WRITTEN INSTRUCTION: Below are the records. Gather each line that holds "right".

Saved data entries

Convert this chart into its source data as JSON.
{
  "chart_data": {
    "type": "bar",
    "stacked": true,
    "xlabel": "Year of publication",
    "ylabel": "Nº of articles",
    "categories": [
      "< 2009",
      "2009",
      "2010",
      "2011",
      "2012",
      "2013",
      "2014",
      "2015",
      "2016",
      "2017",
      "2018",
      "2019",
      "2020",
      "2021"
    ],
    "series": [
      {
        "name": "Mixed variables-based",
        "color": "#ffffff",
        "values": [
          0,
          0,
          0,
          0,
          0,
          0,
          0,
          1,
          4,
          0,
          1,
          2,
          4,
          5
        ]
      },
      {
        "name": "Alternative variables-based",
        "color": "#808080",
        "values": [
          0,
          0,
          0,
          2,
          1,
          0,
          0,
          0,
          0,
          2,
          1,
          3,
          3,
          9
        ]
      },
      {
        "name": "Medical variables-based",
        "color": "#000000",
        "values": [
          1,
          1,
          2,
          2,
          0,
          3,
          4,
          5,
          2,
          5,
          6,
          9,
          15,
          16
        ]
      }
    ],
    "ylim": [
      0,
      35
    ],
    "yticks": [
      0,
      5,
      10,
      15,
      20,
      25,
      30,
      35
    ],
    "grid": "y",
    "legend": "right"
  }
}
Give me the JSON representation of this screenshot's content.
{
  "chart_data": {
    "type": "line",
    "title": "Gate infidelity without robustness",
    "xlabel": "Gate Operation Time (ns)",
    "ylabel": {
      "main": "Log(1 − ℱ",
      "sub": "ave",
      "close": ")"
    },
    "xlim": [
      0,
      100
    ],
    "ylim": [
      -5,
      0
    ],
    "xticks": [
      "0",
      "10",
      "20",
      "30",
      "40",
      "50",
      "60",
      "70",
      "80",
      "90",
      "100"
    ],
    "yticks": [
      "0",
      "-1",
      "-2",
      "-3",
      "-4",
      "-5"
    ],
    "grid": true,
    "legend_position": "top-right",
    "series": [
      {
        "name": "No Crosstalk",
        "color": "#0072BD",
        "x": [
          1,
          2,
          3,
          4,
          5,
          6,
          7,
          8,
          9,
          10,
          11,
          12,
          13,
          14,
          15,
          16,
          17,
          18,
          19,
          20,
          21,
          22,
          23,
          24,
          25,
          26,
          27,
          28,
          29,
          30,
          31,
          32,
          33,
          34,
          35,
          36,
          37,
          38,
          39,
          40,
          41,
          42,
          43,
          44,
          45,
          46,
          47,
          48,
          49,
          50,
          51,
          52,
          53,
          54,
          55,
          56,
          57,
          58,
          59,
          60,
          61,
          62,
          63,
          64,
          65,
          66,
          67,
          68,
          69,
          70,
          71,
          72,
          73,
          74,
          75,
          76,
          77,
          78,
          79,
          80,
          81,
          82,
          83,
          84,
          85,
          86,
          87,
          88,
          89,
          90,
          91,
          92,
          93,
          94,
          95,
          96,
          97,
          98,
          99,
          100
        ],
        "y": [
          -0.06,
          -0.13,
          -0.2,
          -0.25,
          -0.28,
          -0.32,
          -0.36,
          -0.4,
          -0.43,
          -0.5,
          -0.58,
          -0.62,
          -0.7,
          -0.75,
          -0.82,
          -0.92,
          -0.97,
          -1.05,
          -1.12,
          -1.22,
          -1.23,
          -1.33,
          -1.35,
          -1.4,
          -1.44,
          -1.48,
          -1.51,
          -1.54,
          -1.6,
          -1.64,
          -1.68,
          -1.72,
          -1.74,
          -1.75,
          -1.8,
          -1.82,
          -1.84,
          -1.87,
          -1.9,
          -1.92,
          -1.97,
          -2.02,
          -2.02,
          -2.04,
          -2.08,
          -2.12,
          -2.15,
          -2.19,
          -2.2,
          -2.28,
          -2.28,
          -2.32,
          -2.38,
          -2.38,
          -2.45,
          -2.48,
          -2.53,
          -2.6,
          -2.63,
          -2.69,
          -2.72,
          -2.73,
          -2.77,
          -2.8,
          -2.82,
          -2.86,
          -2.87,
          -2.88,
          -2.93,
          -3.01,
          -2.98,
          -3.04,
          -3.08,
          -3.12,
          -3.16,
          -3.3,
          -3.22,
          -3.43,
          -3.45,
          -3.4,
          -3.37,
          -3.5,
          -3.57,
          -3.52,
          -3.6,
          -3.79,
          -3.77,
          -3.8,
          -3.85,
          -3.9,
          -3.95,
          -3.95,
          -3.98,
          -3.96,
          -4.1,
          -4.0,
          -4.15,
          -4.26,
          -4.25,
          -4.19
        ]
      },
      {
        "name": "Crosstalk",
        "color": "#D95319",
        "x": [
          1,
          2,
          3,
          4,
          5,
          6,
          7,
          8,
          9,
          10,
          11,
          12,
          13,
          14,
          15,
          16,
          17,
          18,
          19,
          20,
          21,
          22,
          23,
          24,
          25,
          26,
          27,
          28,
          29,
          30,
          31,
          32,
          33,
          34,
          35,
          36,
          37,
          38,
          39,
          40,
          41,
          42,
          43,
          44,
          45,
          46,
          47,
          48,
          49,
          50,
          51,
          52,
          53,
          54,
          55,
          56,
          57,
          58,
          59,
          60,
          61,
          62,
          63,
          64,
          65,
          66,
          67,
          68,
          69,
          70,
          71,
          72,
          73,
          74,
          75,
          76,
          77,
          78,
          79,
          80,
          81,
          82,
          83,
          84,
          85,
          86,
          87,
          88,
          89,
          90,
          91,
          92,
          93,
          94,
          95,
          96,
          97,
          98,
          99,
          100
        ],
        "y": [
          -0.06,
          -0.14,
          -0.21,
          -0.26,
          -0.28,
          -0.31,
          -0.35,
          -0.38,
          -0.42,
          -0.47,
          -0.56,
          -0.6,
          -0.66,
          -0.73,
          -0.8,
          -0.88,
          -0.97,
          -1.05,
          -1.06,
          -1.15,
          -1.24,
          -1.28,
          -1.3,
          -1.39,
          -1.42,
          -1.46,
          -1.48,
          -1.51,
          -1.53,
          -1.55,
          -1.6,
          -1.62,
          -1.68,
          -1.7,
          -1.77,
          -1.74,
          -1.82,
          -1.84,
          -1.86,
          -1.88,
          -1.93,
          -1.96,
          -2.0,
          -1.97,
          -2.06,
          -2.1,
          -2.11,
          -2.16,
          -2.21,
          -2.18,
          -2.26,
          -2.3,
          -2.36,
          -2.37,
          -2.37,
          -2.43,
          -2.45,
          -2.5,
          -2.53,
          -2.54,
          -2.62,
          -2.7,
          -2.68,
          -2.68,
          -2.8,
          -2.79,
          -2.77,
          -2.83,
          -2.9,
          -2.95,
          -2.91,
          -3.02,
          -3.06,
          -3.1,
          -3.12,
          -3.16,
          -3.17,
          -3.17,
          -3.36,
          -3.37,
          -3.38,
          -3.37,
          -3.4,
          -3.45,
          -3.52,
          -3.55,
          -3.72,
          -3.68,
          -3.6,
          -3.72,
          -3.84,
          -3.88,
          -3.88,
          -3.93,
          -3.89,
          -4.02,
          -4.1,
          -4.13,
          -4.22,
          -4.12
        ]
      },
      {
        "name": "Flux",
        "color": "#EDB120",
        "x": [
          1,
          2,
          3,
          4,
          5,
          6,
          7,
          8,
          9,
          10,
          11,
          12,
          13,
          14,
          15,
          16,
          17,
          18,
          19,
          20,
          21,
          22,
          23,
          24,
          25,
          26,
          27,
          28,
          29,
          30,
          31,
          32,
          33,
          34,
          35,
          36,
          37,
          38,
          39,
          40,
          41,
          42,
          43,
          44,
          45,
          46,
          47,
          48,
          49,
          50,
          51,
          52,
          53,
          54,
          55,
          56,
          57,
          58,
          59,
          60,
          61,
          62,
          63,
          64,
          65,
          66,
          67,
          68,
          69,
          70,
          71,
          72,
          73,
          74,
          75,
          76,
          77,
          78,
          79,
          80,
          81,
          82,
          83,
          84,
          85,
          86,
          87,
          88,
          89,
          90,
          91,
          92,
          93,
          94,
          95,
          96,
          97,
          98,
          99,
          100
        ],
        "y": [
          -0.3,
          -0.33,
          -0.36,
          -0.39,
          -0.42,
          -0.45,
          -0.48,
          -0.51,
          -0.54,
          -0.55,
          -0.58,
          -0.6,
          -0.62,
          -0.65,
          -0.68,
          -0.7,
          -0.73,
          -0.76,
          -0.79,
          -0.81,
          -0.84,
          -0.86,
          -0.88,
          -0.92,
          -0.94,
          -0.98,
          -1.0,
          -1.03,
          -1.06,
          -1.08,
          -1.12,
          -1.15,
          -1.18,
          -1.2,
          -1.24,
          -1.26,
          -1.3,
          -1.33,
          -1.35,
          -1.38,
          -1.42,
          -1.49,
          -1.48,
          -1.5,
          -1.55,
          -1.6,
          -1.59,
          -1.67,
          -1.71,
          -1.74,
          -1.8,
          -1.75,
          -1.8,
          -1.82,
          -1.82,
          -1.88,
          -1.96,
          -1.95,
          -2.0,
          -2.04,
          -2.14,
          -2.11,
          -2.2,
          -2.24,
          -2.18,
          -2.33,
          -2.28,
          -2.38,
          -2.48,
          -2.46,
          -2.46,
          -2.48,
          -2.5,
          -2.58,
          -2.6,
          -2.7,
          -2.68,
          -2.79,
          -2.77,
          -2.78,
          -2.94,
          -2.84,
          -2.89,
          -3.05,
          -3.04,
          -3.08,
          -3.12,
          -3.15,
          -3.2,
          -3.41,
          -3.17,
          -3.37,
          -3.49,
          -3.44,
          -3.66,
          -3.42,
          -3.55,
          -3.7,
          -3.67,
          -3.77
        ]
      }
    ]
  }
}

RESPONSE BELOW:
    "legend": "right"
    "legend_position": "top-right",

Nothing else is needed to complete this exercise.